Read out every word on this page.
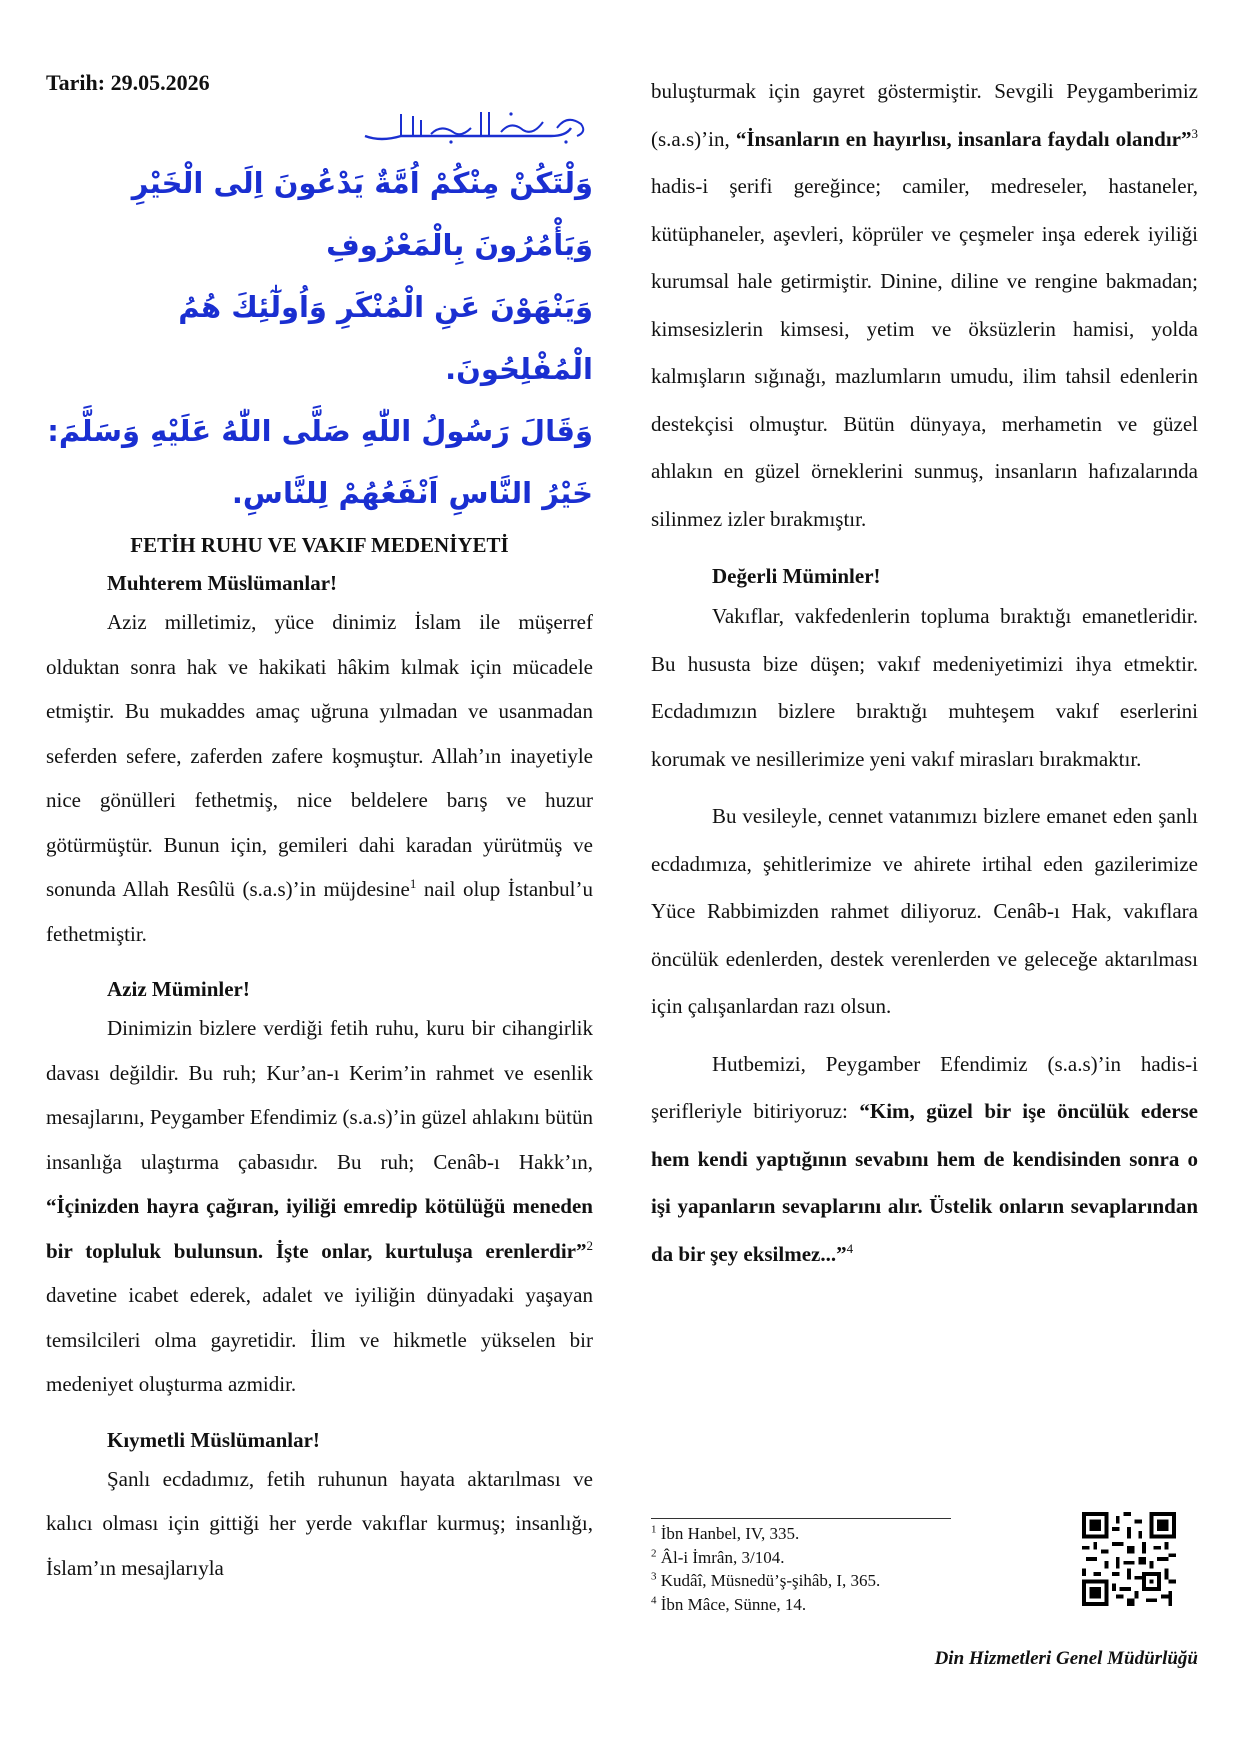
Tarih: 29.05.2026
وَلْتَكُنْ مِنْكُمْ اُمَّةٌ يَدْعُونَ اِلَى الْخَيْرِ وَيَأْمُرُونَ بِالْمَعْرُوفِ
وَيَنْهَوْنَ عَنِ الْمُنْكَرِ وَاُولٰٓئِكَ هُمُ الْمُفْلِحُونَ.
وَقَالَ رَسُولُ اللّٰهِ صَلَّى اللّٰهُ عَلَيْهِ وَسَلَّمَ:
خَيْرُ النَّاسِ اَنْفَعُهُمْ لِلنَّاسِ.
FETİH RUHU VE VAKIF MEDENİYETİ
Muhterem Müslümanlar!

Aziz milletimiz, yüce dinimiz İslam ile müşerref olduktan sonra hak ve hakikati hâkim kılmak için mücadele etmiştir. Bu mukaddes amaç uğruna yılmadan ve usanmadan seferden sefere, zaferden zafere koşmuştur. Allah’ın inayetiyle nice gönülleri fethetmiş, nice beldelere barış ve huzur götürmüştür. Bunun için, gemileri dahi karadan yürütmüş ve sonunda Allah Resûlü (s.a.s)’in müjdesine$^1$ nail olup İstanbul’u fethetmiştir.

Aziz Müminler!

Dinimizin bizlere verdiği fetih ruhu, kuru bir cihangirlik davası değildir. Bu ruh; Kur’an-ı Kerim’in rahmet ve esenlik mesajlarını, Peygamber Efendimiz (s.a.s)’in güzel ahlakını bütün insanlığa ulaştırma çabasıdır. Bu ruh; Cenâb-ı Hakk’ın, “İçinizden hayra çağıran, iyiliği emredip kötülüğü meneden bir topluluk bulunsun. İşte onlar, kurtuluşa erenlerdir”$^2$ davetine icabet ederek, adalet ve iyiliğin dünyadaki yaşayan temsilcileri olma gayretidir. İlim ve hikmetle yükselen bir medeniyet oluşturma azmidir.

Kıymetli Müslümanlar!

Şanlı ecdadımız, fetih ruhunun hayata aktarılması ve kalıcı olması için gittiği her yerde vakıflar kurmuş; insanlığı, İslam’ın mesajlarıyla

buluşturmak için gayret göstermiştir. Sevgili Peygamberimiz (s.a.s)’in, “İnsanların en hayırlısı, insanlara faydalı olandır”$^3$ hadis-i şerifi gereğince; camiler, medreseler, hastaneler, kütüphaneler, aşevleri, köprüler ve çeşmeler inşa ederek iyiliği kurumsal hale getirmiştir. Dinine, diline ve rengine bakmadan; kimsesizlerin kimsesi, yetim ve öksüzlerin hamisi, yolda kalmışların sığınağı, mazlumların umudu, ilim tahsil edenlerin destekçisi olmuştur. Bütün dünyaya, merhametin ve güzel ahlakın en güzel örneklerini sunmuş, insanların hafızalarında silinmez izler bırakmıştır.

Değerli Müminler!

Vakıflar, vakfedenlerin topluma bıraktığı emanetleridir. Bu hususta bize düşen; vakıf medeniyetimizi ihya etmektir. Ecdadımızın bizlere bıraktığı muhteşem vakıf eserlerini korumak ve nesillerimize yeni vakıf mirasları bırakmaktır.

Bu vesileyle, cennet vatanımızı bizlere emanet eden şanlı ecdadımıza, şehitlerimize ve ahirete irtihal eden gazilerimize Yüce Rabbimizden rahmet diliyoruz. Cenâb-ı Hak, vakıflara öncülük edenlerden, destek verenlerden ve geleceğe aktarılması için çalışanlardan razı olsun.

Hutbemizi, Peygamber Efendimiz (s.a.s)’in hadis-i şerifleriyle bitiriyoruz: “Kim, güzel bir işe öncülük ederse hem kendi yaptığının sevabını hem de kendisinden sonra o işi yapanların sevaplarını alır. Üstelik onların sevaplarından da bir şey eksilmez...”$^4$

$^1$ İbn Hanbel, IV, 335.
$^2$ Âl-i İmrân, 3/104.
$^3$ Kudâî, Müsnedü’ş-şihâb, I, 365.
$^4$ İbn Mâce, Sünne, 14.
Din Hizmetleri Genel Müdürlüğü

########################################

Make an exact copy of the records shown above, without the pictures.

TASK SOLUTION
Read out every word on this page.
Tarih: 29.05.2026
وَلْتَكُنْ مِنْكُمْ اُمَّةٌ يَدْعُونَ اِلَى الْخَيْرِ وَيَأْمُرُونَ بِالْمَعْرُوفِ
وَيَنْهَوْنَ عَنِ الْمُنْكَرِ وَاُولٰٓئِكَ هُمُ الْمُفْلِحُونَ.
وَقَالَ رَسُولُ اللّٰهِ صَلَّى اللّٰهُ عَلَيْهِ وَسَلَّمَ:
خَيْرُ النَّاسِ اَنْفَعُهُمْ لِلنَّاسِ.
FETİH RUHU VE VAKIF MEDENİYETİ
Muhterem Müslümanlar!

Aziz milletimiz, yüce dinimiz İslam ile müşerref olduktan sonra hak ve hakikati hâkim kılmak için mücadele etmiştir. Bu mukaddes amaç uğruna yılmadan ve usanmadan seferden sefere, zaferden zafere koşmuştur. Allah’ın inayetiyle nice gönülleri fethetmiş, nice beldelere barış ve huzur götürmüştür. Bunun için, gemileri dahi karadan yürütmüş ve sonunda Allah Resûlü (s.a.s)’in müjdesine$^1$ nail olup İstanbul’u fethetmiştir.

Aziz Müminler!

Dinimizin bizlere verdiği fetih ruhu, kuru bir cihangirlik davası değildir. Bu ruh; Kur’an-ı Kerim’in rahmet ve esenlik mesajlarını, Peygamber Efendimiz (s.a.s)’in güzel ahlakını bütün insanlığa ulaştırma çabasıdır. Bu ruh; Cenâb-ı Hakk’ın, “İçinizden hayra çağıran, iyiliği emredip kötülüğü meneden bir topluluk bulunsun. İşte onlar, kurtuluşa erenlerdir”$^2$ davetine icabet ederek, adalet ve iyiliğin dünyadaki yaşayan temsilcileri olma gayretidir. İlim ve hikmetle yükselen bir medeniyet oluşturma azmidir.

Kıymetli Müslümanlar!

Şanlı ecdadımız, fetih ruhunun hayata aktarılması ve kalıcı olması için gittiği her yerde vakıflar kurmuş; insanlığı, İslam’ın mesajlarıyla

buluşturmak için gayret göstermiştir. Sevgili Peygamberimiz (s.a.s)’in, “İnsanların en hayırlısı, insanlara faydalı olandır”$^3$ hadis-i şerifi gereğince; camiler, medreseler, hastaneler, kütüphaneler, aşevleri, köprüler ve çeşmeler inşa ederek iyiliği kurumsal hale getirmiştir. Dinine, diline ve rengine bakmadan; kimsesizlerin kimsesi, yetim ve öksüzlerin hamisi, yolda kalmışların sığınağı, mazlumların umudu, ilim tahsil edenlerin destekçisi olmuştur. Bütün dünyaya, merhametin ve güzel ahlakın en güzel örneklerini sunmuş, insanların hafızalarında silinmez izler bırakmıştır.

Değerli Müminler!

Vakıflar, vakfedenlerin topluma bıraktığı emanetleridir. Bu hususta bize düşen; vakıf medeniyetimizi ihya etmektir. Ecdadımızın bizlere bıraktığı muhteşem vakıf eserlerini korumak ve nesillerimize yeni vakıf mirasları bırakmaktır.

Bu vesileyle, cennet vatanımızı bizlere emanet eden şanlı ecdadımıza, şehitlerimize ve ahirete irtihal eden gazilerimize Yüce Rabbimizden rahmet diliyoruz. Cenâb-ı Hak, vakıflara öncülük edenlerden, destek verenlerden ve geleceğe aktarılması için çalışanlardan razı olsun.

Hutbemizi, Peygamber Efendimiz (s.a.s)’in hadis-i şerifleriyle bitiriyoruz: “Kim, güzel bir işe öncülük ederse hem kendi yaptığının sevabını hem de kendisinden sonra o işi yapanların sevaplarını alır. Üstelik onların sevaplarından da bir şey eksilmez...”$^4$

$^1$ İbn Hanbel, IV, 335.
$^2$ Âl-i İmrân, 3/104.
$^3$ Kudâî, Müsnedü’ş-şihâb, I, 365.
$^4$ İbn Mâce, Sünne, 14.
Din Hizmetleri Genel Müdürlüğü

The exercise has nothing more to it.